** Begin THE DATA **

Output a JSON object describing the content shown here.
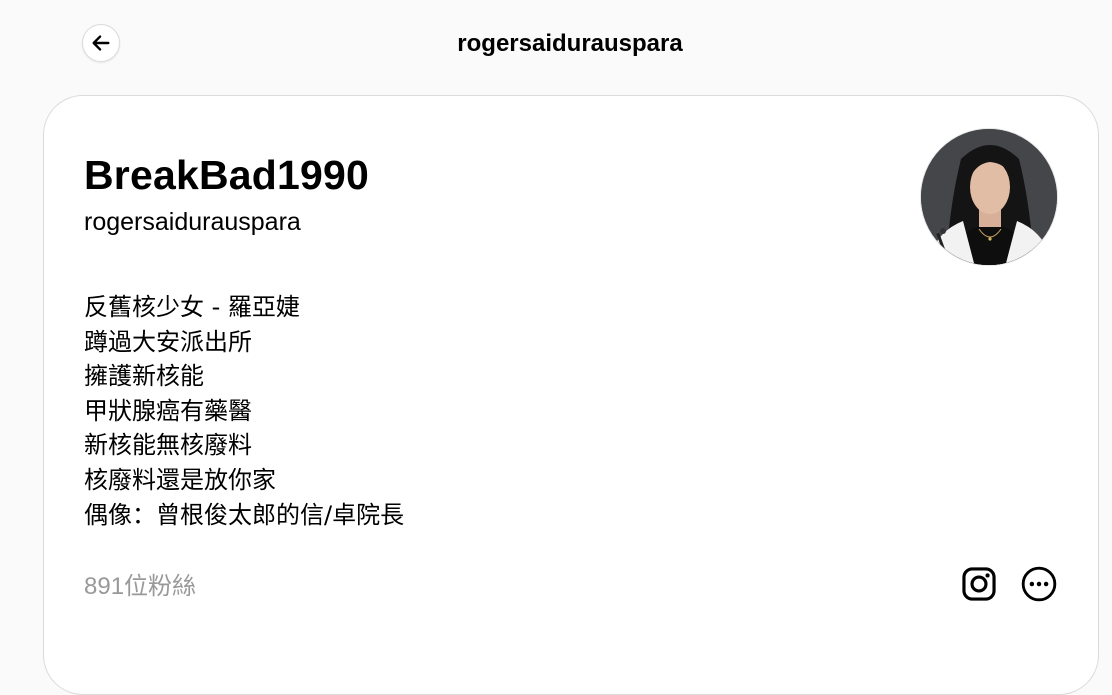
{
  "header": {
    "title": "rogersaidurauspara"
  },
  "profile": {
    "display_name": "BreakBad1990",
    "username": "rogersaidurauspara",
    "bio_lines": [
      "反舊核少女 - 羅亞婕",
      "蹲過大安派出所",
      "擁護新核能",
      "甲狀腺癌有藥醫",
      "新核能無核廢料",
      "核廢料還是放你家",
      "偶像：曾根俊太郎的信/卓院長"
    ],
    "followers": "891位粉絲"
  },
  "icons": {
    "back": "arrow-left-icon",
    "instagram": "instagram-icon",
    "more": "more-options-icon"
  },
  "colors": {
    "background": "#fafafa",
    "card": "#ffffff",
    "border": "#dbdbdb",
    "muted_text": "#999999"
  }
}
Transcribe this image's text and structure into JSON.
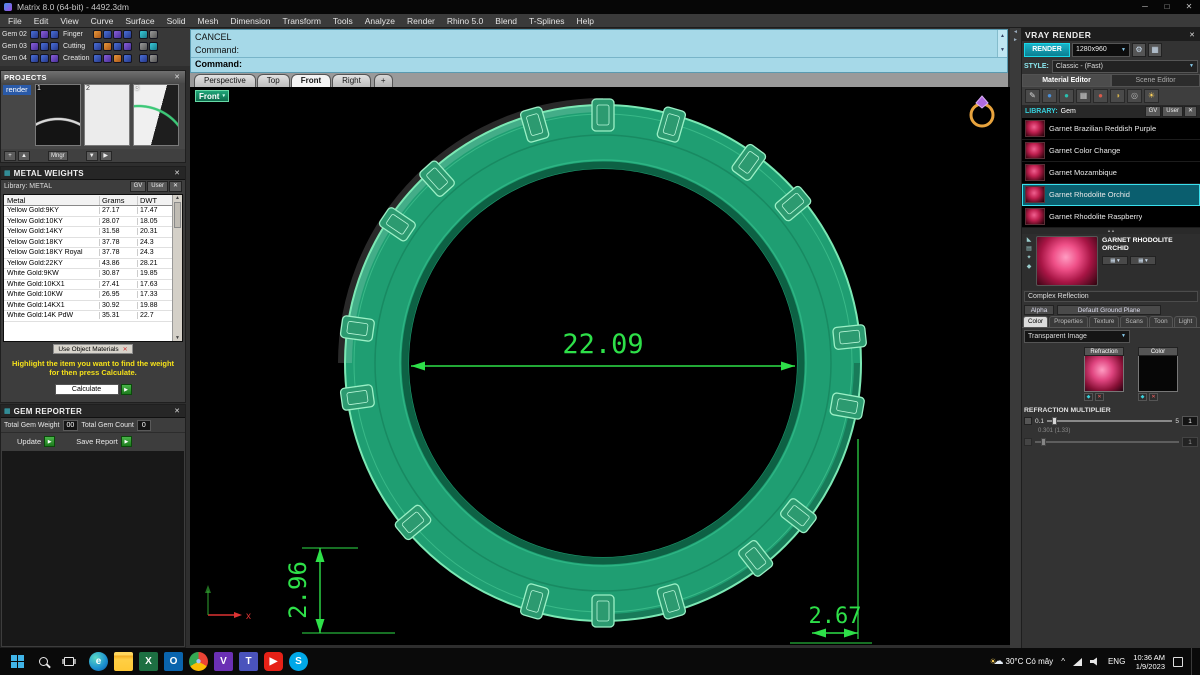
{
  "titlebar": {
    "title": "Matrix 8.0 (64-bit) - 4492.3dm",
    "minimize": "─",
    "maximize": "□",
    "close": "✕"
  },
  "menubar": {
    "items": [
      "File",
      "Edit",
      "View",
      "Curve",
      "Surface",
      "Solid",
      "Mesh",
      "Dimension",
      "Transform",
      "Tools",
      "Analyze",
      "Render",
      "Rhino 5.0",
      "Blend",
      "T-Splines",
      "Help"
    ]
  },
  "gem_toolbar": {
    "rows": [
      {
        "left_label": "Gem 02",
        "right_label": "Finger"
      },
      {
        "left_label": "Gem 03",
        "right_label": "Cutting"
      },
      {
        "left_label": "Gem 04",
        "right_label": "Creation"
      }
    ]
  },
  "projects": {
    "title": "PROJECTS",
    "active_item": "render",
    "thumbnails": [
      {
        "number": "1"
      },
      {
        "number": "2"
      },
      {
        "number": "3"
      }
    ],
    "footer_buttons": [
      "+",
      "▲",
      "Mngr",
      "▼",
      "▶"
    ]
  },
  "metal_weights": {
    "title": "METAL WEIGHTS",
    "library_label": "Library:  METAL",
    "library_buttons": [
      "GV",
      "User",
      "✕"
    ],
    "columns": [
      "Metal",
      "Grams",
      "DWT"
    ],
    "rows": [
      {
        "metal": "Yellow Gold:9KY",
        "grams": "27.17",
        "dwt": "17.47"
      },
      {
        "metal": "Yellow Gold:10KY",
        "grams": "28.07",
        "dwt": "18.05"
      },
      {
        "metal": "Yellow Gold:14KY",
        "grams": "31.58",
        "dwt": "20.31"
      },
      {
        "metal": "Yellow Gold:18KY",
        "grams": "37.78",
        "dwt": "24.3"
      },
      {
        "metal": "Yellow Gold:18KY Royal",
        "grams": "37.78",
        "dwt": "24.3"
      },
      {
        "metal": "Yellow Gold:22KY",
        "grams": "43.86",
        "dwt": "28.21"
      },
      {
        "metal": "White Gold:9KW",
        "grams": "30.87",
        "dwt": "19.85"
      },
      {
        "metal": "White Gold:10KX1",
        "grams": "27.41",
        "dwt": "17.63"
      },
      {
        "metal": "White Gold:10KW",
        "grams": "26.95",
        "dwt": "17.33"
      },
      {
        "metal": "White Gold:14KX1",
        "grams": "30.92",
        "dwt": "19.88"
      },
      {
        "metal": "White Gold:14K PdW",
        "grams": "35.31",
        "dwt": "22.7"
      }
    ],
    "use_materials_button": "Use Object Materials",
    "hint_line1": "Highlight the item you want to find the weight",
    "hint_line2": "for then press Calculate.",
    "calculate_button": "Calculate"
  },
  "gem_reporter": {
    "title": "GEM REPORTER",
    "weight_label": "Total Gem Weight",
    "weight_value": "00",
    "count_label": "Total Gem Count",
    "count_value": "0",
    "update_button": "Update",
    "save_button": "Save Report"
  },
  "command": {
    "history": [
      "CANCEL",
      "Command:"
    ],
    "prompt_label": "Command:"
  },
  "view_tabs": {
    "tabs": [
      {
        "label": "Perspective"
      },
      {
        "label": "Top"
      },
      {
        "label": "Front",
        "selected": true
      },
      {
        "label": "Right"
      }
    ],
    "new_tab": "+"
  },
  "viewport": {
    "view_label": "Front",
    "dropdown_arrow": "▾",
    "dimensions": {
      "width": "22.09",
      "left_height": "2.96",
      "right_height": "2.67"
    },
    "axis_label": "x",
    "ring": {
      "gem_angles": [
        254,
        270,
        286,
        214,
        228,
        172,
        188,
        140,
        74,
        90,
        106,
        38,
        52,
        354,
        10,
        306,
        320
      ],
      "fill": "#1f9e72",
      "edge": "#7be8b4",
      "dimension_color": "#2ee049"
    }
  },
  "vray": {
    "title": "VRAY RENDER",
    "render_button": "RENDER",
    "resolution": "1280x960",
    "style_label": "STYLE:",
    "style_value": "Classic - (Fast)",
    "editor_tabs": [
      "Material Editor",
      "Scene Editor"
    ],
    "toolbar_icons": [
      {
        "name": "edit-material-icon",
        "glyph": "✎",
        "color": "#d8d8d8"
      },
      {
        "name": "sphere-blue-icon",
        "glyph": "●",
        "color": "#4a90d9"
      },
      {
        "name": "sphere-teal-icon",
        "glyph": "●",
        "color": "#2abfae"
      },
      {
        "name": "checker-icon",
        "glyph": "▦",
        "color": "#c8c8c8"
      },
      {
        "name": "sphere-red-icon",
        "glyph": "●",
        "color": "#d95a4a"
      },
      {
        "name": "paint-icon",
        "glyph": "◑",
        "color": "#cfae4a"
      },
      {
        "name": "sphere-gray-icon",
        "gly­ph": "◎",
        "glyph": "◎",
        "color": "#b0b0b0"
      },
      {
        "name": "light-icon",
        "glyph": "☀",
        "color": "#ffd35c"
      }
    ],
    "library_label": "LIBRARY:",
    "library_value": "Gem",
    "library_buttons": [
      "GV",
      "User",
      "✕"
    ],
    "materials": [
      {
        "name": "Garnet Brazilian Reddish Purple"
      },
      {
        "name": "Garnet Color Change"
      },
      {
        "name": "Garnet Mozambique"
      },
      {
        "name": "Garnet Rhodolite Orchid",
        "selected": true
      },
      {
        "name": "Garnet Rhodolite Raspberry"
      }
    ],
    "preview_title": "GARNET RHODOLITE ORCHID",
    "reflection_label": "Complex Reflection",
    "alpha_label": "Alpha",
    "ground_label": "Default Ground Plane",
    "property_tabs": [
      {
        "label": "Color",
        "selected": true
      },
      {
        "label": "Properties"
      },
      {
        "label": "Texture"
      },
      {
        "label": "Scans"
      },
      {
        "label": "Toon"
      },
      {
        "label": "Light"
      }
    ],
    "transparent_dropdown": "Transparent Image",
    "swatches": [
      {
        "label": "Refraction"
      },
      {
        "label": "Color"
      }
    ],
    "refraction_multiplier_label": "REFRACTION MULTIPLIER",
    "slider": {
      "min": "0.1",
      "max": "5",
      "value": "1",
      "sub_text": "0.301 (1.33)",
      "value2": "1"
    }
  },
  "taskbar": {
    "weather": "30°C Có mây",
    "caret": "^",
    "lang": "ENG",
    "time": "10:36 AM",
    "date": "1/9/2023",
    "icons": [
      {
        "name": "edge-icon",
        "glyph": "e",
        "bg": "radial-gradient(circle at 35% 30%, #59d9c5, #1b8fd0 60%, #0a57a0)",
        "fg": "#ffffff",
        "radius": "50%"
      },
      {
        "name": "file-explorer-icon",
        "glyph": "",
        "bg": "linear-gradient(#ffd75e 18%, #f0a81f 18%, #ffcf44 40%, #ffc835)",
        "fg": "#7a5200",
        "radius": "2px"
      },
      {
        "name": "excel-icon",
        "glyph": "X",
        "bg": "#1d6f42",
        "fg": "#ffffff",
        "radius": "2px"
      },
      {
        "name": "outlook-icon",
        "glyph": "O",
        "bg": "#0a64ad",
        "fg": "#ffffff",
        "radius": "2px"
      },
      {
        "name": "chrome-icon",
        "glyph": "●",
        "bg": "conic-gradient(#ea4335 0 120deg, #fbbc05 120deg 240deg, #34a853 240deg 360deg)",
        "fg": "#a8c7fa",
        "radius": "50%"
      },
      {
        "name": "app-purple-icon",
        "glyph": "V",
        "bg": "#6b30b4",
        "fg": "#ffffff",
        "radius": "2px"
      },
      {
        "name": "teams-icon",
        "glyph": "T",
        "bg": "#4a53bc",
        "fg": "#ffffff",
        "radius": "2px"
      },
      {
        "name": "youtube-icon",
        "glyph": "▶",
        "bg": "#e62117",
        "fg": "#ffffff",
        "radius": "4px"
      },
      {
        "name": "skype-icon",
        "glyph": "S",
        "bg": "#00a8e8",
        "fg": "#ffffff",
        "radius": "50%"
      }
    ]
  }
}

** End THE DATA **

_OBJECTIVE:_ Copy each line of the preceding data that contains the string "sphere".

_SOLUTION TO THIS PROBLEM:_
        "name": "sphere-blue-icon",
        "name": "sphere-teal-icon",
        "name": "sphere-red-icon",
        "name": "sphere-gray-icon",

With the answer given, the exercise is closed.